── WORKING DATA

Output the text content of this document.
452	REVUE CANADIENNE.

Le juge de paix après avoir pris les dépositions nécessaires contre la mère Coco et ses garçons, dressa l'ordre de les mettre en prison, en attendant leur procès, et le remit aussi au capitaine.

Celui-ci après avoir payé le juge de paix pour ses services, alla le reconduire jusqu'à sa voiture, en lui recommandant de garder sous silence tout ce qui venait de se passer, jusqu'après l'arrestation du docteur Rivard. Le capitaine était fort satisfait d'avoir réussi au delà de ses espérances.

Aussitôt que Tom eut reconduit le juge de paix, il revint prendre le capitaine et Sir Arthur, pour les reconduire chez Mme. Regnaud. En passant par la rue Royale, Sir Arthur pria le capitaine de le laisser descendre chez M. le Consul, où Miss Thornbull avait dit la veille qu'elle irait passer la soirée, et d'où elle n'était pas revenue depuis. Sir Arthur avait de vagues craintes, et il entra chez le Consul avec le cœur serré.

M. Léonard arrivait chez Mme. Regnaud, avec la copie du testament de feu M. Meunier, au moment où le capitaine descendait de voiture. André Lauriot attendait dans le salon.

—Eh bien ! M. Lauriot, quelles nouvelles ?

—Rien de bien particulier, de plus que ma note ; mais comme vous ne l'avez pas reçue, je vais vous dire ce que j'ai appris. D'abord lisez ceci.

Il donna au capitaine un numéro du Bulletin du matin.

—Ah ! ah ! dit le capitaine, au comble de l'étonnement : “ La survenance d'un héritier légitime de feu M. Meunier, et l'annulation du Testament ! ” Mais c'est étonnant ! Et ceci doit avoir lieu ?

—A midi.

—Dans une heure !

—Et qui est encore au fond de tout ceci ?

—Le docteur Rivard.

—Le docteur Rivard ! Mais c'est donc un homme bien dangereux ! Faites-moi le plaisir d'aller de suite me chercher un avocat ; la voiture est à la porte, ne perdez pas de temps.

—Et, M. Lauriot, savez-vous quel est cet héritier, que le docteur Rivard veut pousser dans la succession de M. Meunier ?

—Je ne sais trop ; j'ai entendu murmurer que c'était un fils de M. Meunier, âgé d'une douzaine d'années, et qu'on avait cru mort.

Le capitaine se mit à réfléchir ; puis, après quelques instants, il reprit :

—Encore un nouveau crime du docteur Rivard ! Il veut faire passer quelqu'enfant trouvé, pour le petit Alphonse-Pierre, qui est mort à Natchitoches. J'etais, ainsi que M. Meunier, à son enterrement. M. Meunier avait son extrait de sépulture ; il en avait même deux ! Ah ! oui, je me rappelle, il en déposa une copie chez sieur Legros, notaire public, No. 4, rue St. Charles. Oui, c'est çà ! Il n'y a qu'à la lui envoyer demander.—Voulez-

────

GOAL >> From the records given above, copy all lines containing "était".

PROBLEM SOLUTION >>
Celui-ci après avoir payé le juge de paix pour ses services, alla le reconduire jusqu'à sa voiture, en lui recommandant de garder sous silence tout ce qui venait de se passer, jusqu'après l'arrestation du docteur Rivard. Le capitaine était fort satisfait d'avoir réussi au delà de ses espérances.
Aussitôt que Tom eut reconduit le juge de paix, il revint prendre le capitaine et Sir Arthur, pour les reconduire chez Mme. Regnaud. En passant par la rue Royale, Sir Arthur pria le capitaine de le laisser descendre chez M. le Consul, où Miss Thornbull avait dit la veille qu'elle irait passer la soirée, et d'où elle n'était pas revenue depuis. Sir Arthur avait de vagues craintes, et il entra chez le Consul avec le cœur serré.
—Je ne sais trop ; j'ai entendu murmurer que c'était un fils de M. Meunier, âgé d'une douzaine d'années, et qu'on avait cru mort.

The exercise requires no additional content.